>> start Excerpted records
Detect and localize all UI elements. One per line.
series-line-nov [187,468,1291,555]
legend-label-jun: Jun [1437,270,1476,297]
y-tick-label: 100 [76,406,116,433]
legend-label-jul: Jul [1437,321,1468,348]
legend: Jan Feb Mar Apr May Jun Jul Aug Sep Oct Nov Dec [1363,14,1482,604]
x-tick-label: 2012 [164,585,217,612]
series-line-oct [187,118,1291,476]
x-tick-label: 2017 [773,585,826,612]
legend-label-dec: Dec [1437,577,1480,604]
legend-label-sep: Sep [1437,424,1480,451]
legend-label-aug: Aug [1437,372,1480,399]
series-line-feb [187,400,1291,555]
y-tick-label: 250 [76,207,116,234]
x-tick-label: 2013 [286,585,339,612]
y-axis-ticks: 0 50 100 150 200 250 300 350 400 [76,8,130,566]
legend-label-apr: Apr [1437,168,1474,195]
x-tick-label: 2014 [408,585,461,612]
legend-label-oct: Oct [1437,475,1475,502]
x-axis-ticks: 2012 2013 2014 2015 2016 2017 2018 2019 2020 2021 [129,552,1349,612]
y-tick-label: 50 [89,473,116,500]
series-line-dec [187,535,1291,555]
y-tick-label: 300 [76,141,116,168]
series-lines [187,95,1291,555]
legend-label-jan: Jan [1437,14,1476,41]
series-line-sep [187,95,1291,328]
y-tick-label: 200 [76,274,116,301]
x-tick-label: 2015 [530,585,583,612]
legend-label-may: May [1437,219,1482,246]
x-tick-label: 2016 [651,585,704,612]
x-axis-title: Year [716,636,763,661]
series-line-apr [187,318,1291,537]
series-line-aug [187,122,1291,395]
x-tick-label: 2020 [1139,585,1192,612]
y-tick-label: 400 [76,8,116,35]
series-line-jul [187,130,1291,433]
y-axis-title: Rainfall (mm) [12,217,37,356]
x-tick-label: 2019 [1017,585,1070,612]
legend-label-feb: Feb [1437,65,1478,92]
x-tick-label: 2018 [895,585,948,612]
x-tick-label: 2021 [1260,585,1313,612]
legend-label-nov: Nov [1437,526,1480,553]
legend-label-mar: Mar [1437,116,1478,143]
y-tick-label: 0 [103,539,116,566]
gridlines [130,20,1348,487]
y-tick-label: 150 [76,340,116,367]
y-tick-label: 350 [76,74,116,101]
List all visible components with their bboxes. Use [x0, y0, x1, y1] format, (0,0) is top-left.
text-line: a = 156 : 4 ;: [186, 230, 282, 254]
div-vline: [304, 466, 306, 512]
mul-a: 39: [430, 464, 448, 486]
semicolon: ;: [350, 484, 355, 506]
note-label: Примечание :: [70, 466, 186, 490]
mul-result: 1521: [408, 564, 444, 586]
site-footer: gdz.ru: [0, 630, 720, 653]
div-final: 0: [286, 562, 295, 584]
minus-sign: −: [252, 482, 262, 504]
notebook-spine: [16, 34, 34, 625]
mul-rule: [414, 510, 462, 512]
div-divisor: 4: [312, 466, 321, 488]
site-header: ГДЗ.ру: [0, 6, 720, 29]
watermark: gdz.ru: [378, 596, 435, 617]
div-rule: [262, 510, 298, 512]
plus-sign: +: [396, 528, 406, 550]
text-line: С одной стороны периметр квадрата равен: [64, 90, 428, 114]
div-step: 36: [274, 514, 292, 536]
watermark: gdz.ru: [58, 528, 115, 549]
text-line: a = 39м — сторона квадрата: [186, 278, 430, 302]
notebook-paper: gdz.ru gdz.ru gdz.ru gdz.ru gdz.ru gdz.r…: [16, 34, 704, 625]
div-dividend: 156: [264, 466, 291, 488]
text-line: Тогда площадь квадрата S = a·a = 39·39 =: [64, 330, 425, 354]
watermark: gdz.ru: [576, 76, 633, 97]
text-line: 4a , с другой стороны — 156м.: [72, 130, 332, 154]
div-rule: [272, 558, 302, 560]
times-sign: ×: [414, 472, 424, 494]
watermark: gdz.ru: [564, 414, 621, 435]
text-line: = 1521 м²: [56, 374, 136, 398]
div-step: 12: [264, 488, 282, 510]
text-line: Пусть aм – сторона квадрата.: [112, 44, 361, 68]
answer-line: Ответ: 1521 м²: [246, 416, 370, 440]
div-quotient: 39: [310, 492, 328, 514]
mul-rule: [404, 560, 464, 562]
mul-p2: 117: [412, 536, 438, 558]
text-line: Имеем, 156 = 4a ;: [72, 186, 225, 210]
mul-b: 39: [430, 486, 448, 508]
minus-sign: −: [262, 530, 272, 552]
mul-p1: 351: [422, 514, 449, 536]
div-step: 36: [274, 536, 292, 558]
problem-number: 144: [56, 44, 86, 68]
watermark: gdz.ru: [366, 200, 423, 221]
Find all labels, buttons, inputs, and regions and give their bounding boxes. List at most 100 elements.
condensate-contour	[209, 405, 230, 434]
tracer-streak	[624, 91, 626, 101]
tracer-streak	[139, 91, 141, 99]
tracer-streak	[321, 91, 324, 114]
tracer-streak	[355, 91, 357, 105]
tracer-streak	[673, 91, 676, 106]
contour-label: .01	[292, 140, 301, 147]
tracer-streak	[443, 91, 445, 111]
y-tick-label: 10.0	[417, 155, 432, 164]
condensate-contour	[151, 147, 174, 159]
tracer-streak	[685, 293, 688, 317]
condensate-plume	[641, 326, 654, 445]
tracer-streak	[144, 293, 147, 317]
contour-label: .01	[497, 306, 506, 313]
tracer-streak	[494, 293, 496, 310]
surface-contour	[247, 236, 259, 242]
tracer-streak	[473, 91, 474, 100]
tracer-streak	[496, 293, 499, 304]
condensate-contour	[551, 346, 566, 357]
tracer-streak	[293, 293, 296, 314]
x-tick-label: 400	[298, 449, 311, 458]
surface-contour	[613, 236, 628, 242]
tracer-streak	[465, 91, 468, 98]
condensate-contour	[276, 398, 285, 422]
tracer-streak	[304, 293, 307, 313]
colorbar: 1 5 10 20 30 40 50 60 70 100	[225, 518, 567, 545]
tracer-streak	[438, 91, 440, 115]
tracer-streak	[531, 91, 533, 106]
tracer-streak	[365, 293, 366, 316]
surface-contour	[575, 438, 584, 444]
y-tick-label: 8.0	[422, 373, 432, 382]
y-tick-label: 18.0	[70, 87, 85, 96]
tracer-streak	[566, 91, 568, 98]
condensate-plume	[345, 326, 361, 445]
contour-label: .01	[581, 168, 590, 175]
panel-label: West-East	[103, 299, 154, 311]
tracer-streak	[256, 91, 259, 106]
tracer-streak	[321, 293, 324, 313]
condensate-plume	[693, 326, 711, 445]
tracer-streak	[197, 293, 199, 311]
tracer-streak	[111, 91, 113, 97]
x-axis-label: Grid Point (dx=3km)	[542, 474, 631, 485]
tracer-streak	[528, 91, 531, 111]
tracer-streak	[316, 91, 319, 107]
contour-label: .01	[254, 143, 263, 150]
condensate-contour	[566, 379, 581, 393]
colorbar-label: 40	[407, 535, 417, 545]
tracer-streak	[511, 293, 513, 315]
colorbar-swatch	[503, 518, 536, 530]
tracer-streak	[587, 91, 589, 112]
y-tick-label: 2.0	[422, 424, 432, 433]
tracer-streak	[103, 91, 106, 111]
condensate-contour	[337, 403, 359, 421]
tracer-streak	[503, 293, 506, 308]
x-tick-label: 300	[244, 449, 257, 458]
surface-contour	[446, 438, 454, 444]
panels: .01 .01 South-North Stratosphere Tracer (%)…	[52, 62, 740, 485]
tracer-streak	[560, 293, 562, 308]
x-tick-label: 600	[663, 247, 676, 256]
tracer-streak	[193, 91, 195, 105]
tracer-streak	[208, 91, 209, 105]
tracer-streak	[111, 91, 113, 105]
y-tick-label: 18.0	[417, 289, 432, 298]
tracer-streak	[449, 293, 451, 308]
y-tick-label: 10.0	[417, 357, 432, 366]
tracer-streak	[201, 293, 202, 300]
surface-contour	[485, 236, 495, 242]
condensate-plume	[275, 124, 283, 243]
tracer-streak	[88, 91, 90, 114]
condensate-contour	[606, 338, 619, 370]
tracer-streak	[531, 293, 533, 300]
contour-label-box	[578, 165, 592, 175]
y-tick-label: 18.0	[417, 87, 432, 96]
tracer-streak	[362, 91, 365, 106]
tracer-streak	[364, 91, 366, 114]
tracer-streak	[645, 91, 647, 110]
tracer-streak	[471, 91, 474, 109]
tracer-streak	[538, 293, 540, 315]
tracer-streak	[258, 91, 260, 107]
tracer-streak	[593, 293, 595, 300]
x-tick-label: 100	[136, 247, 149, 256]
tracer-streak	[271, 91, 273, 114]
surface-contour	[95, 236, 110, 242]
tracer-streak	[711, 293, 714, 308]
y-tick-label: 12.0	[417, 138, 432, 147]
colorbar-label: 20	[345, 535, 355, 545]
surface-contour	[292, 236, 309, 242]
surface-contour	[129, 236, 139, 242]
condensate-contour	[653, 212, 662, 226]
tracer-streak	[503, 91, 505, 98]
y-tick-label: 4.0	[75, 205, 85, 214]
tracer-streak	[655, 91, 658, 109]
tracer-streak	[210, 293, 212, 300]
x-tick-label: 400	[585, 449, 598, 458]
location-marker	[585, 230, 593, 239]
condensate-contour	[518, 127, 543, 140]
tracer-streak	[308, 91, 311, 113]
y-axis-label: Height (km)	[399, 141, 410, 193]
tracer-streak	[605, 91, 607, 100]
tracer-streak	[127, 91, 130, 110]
>> end Excerpted records
- [Description of the task]:
Return the lines of the listing exactly as they appear, from its first line through the line containing "legend-label-dec: Dec [1437,577,1480,604]", with both ends included.

- [Output of the exercise]:
Detect and localize all UI elements. One per line.
series-line-nov [187,468,1291,555]
legend-label-jun: Jun [1437,270,1476,297]
y-tick-label: 100 [76,406,116,433]
legend-label-jul: Jul [1437,321,1468,348]
legend: Jan Feb Mar Apr May Jun Jul Aug Sep Oct Nov Dec [1363,14,1482,604]
x-tick-label: 2012 [164,585,217,612]
series-line-oct [187,118,1291,476]
x-tick-label: 2017 [773,585,826,612]
legend-label-dec: Dec [1437,577,1480,604]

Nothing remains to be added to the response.